Work to be completed |
Copy out the listing in full, exactly as written, but not its pictures.

Data supplied |
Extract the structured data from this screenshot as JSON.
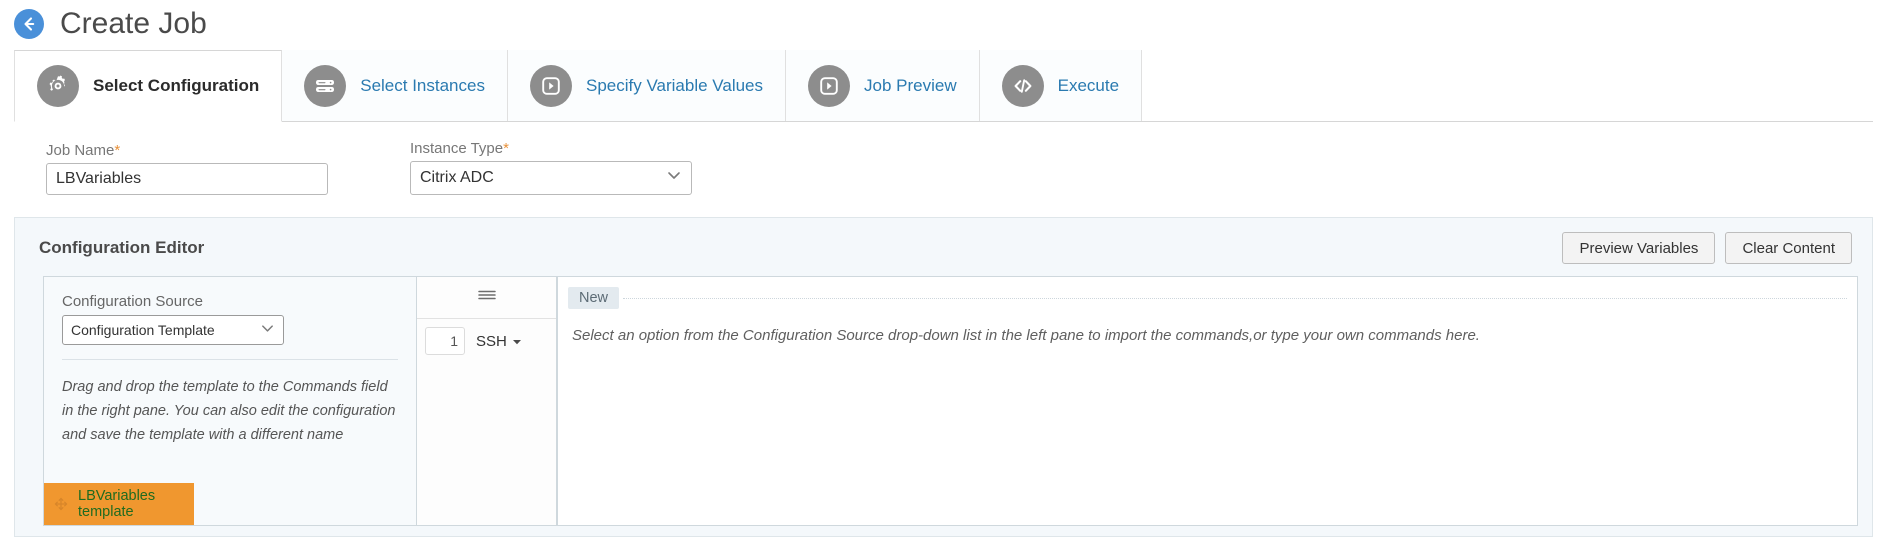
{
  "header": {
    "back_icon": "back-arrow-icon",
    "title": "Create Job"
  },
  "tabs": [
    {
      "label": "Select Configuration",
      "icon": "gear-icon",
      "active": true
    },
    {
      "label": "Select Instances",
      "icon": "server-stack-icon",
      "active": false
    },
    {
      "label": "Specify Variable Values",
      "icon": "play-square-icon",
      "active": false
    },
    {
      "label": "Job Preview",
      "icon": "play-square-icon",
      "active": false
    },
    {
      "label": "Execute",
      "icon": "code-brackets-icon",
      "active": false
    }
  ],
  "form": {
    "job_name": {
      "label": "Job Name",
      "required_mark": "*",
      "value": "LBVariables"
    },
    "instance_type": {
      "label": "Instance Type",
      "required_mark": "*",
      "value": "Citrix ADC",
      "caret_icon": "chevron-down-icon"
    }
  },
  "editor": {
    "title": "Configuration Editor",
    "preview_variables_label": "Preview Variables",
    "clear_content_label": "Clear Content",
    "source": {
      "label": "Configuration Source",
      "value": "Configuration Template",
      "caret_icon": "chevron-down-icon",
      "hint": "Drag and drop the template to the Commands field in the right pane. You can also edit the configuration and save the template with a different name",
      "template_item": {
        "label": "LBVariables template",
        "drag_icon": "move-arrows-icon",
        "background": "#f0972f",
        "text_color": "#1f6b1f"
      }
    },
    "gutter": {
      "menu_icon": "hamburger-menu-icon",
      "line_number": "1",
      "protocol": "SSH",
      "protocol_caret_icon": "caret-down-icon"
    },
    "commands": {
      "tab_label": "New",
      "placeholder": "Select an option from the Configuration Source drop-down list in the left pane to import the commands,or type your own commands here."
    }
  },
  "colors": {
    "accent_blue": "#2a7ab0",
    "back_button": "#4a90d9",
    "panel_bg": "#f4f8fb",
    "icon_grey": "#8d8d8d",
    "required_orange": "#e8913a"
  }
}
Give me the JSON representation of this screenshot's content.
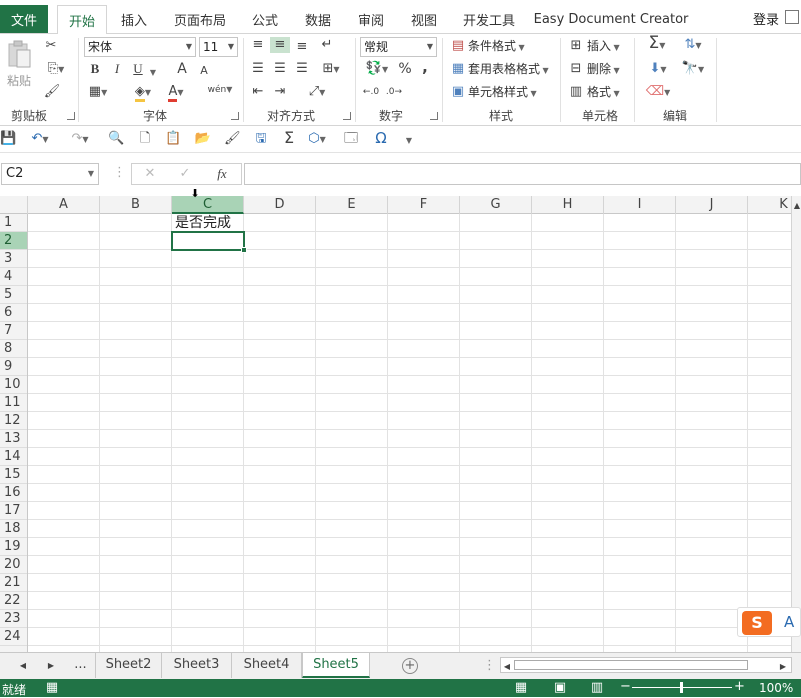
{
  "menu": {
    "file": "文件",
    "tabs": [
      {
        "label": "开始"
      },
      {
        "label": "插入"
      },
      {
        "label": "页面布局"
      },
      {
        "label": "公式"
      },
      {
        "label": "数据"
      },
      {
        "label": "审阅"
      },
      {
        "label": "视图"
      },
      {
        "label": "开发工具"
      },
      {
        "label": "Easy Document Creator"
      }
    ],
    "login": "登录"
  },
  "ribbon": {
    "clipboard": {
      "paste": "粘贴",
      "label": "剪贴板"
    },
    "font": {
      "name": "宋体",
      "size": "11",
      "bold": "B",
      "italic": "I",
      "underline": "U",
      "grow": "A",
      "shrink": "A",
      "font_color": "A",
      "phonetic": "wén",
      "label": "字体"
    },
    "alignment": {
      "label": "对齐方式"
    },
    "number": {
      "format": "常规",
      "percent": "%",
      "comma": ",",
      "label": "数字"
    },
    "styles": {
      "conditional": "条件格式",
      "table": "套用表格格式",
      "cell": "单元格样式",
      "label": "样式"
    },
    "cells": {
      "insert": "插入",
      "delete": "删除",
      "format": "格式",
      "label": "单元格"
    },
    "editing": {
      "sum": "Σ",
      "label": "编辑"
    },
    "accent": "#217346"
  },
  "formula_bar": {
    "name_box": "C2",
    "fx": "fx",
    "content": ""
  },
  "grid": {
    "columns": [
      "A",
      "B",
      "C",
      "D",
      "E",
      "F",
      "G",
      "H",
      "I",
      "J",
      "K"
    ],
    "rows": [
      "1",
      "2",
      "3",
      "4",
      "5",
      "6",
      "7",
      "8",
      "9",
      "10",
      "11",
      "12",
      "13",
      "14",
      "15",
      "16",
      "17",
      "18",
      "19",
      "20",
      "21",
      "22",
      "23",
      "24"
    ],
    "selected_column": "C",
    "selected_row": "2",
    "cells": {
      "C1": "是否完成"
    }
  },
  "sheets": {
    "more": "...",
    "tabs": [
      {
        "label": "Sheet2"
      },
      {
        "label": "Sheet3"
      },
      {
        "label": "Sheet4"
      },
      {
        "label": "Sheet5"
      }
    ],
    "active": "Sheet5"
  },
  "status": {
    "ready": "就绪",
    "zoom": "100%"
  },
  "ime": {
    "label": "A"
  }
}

Written reply |
Extract the structured data from this screenshot as JSON.
{
  "header": {
    "back_icon": "back-arrow-icon",
    "title": "Create Job"
  },
  "tabs": [
    {
      "label": "Select Configuration",
      "icon": "gear-icon",
      "active": true
    },
    {
      "label": "Select Instances",
      "icon": "server-stack-icon",
      "active": false
    },
    {
      "label": "Specify Variable Values",
      "icon": "play-square-icon",
      "active": false
    },
    {
      "label": "Job Preview",
      "icon": "play-square-icon",
      "active": false
    },
    {
      "label": "Execute",
      "icon": "code-brackets-icon",
      "active": false
    }
  ],
  "form": {
    "job_name": {
      "label": "Job Name",
      "required_mark": "*",
      "value": "LBVariables"
    },
    "instance_type": {
      "label": "Instance Type",
      "required_mark": "*",
      "value": "Citrix ADC",
      "caret_icon": "chevron-down-icon"
    }
  },
  "editor": {
    "title": "Configuration Editor",
    "preview_variables_label": "Preview Variables",
    "clear_content_label": "Clear Content",
    "source": {
      "label": "Configuration Source",
      "value": "Configuration Template",
      "caret_icon": "chevron-down-icon",
      "hint": "Drag and drop the template to the Commands field in the right pane. You can also edit the configuration and save the template with a different name",
      "template_item": {
        "label": "LBVariables template",
        "drag_icon": "move-arrows-icon",
        "background": "#f0972f",
        "text_color": "#1f6b1f"
      }
    },
    "gutter": {
      "menu_icon": "hamburger-menu-icon",
      "line_number": "1",
      "protocol": "SSH",
      "protocol_caret_icon": "caret-down-icon"
    },
    "commands": {
      "tab_label": "New",
      "placeholder": "Select an option from the Configuration Source drop-down list in the left pane to import the commands,or type your own commands here."
    }
  },
  "colors": {
    "accent_blue": "#2a7ab0",
    "back_button": "#4a90d9",
    "panel_bg": "#f4f8fb",
    "icon_grey": "#8d8d8d",
    "required_orange": "#e8913a"
  }
}
Give me the JSON representation of this screenshot's content.
{
  "menu": {
    "file": "文件",
    "tabs": [
      {
        "label": "开始"
      },
      {
        "label": "插入"
      },
      {
        "label": "页面布局"
      },
      {
        "label": "公式"
      },
      {
        "label": "数据"
      },
      {
        "label": "审阅"
      },
      {
        "label": "视图"
      },
      {
        "label": "开发工具"
      },
      {
        "label": "Easy Document Creator"
      }
    ],
    "login": "登录"
  },
  "ribbon": {
    "clipboard": {
      "paste": "粘贴",
      "label": "剪贴板"
    },
    "font": {
      "name": "宋体",
      "size": "11",
      "bold": "B",
      "italic": "I",
      "underline": "U",
      "grow": "A",
      "shrink": "A",
      "font_color": "A",
      "phonetic": "wén",
      "label": "字体"
    },
    "alignment": {
      "label": "对齐方式"
    },
    "number": {
      "format": "常规",
      "percent": "%",
      "comma": ",",
      "label": "数字"
    },
    "styles": {
      "conditional": "条件格式",
      "table": "套用表格格式",
      "cell": "单元格样式",
      "label": "样式"
    },
    "cells": {
      "insert": "插入",
      "delete": "删除",
      "format": "格式",
      "label": "单元格"
    },
    "editing": {
      "sum": "Σ",
      "label": "编辑"
    },
    "accent": "#217346"
  },
  "formula_bar": {
    "name_box": "C2",
    "fx": "fx",
    "content": ""
  },
  "grid": {
    "columns": [
      "A",
      "B",
      "C",
      "D",
      "E",
      "F",
      "G",
      "H",
      "I",
      "J",
      "K"
    ],
    "rows": [
      "1",
      "2",
      "3",
      "4",
      "5",
      "6",
      "7",
      "8",
      "9",
      "10",
      "11",
      "12",
      "13",
      "14",
      "15",
      "16",
      "17",
      "18",
      "19",
      "20",
      "21",
      "22",
      "23",
      "24"
    ],
    "selected_column": "C",
    "selected_row": "2",
    "cells": {
      "C1": "是否完成"
    }
  },
  "sheets": {
    "more": "...",
    "tabs": [
      {
        "label": "Sheet2"
      },
      {
        "label": "Sheet3"
      },
      {
        "label": "Sheet4"
      },
      {
        "label": "Sheet5"
      }
    ],
    "active": "Sheet5"
  },
  "status": {
    "ready": "就绪",
    "zoom": "100%"
  },
  "ime": {
    "label": "A"
  }
}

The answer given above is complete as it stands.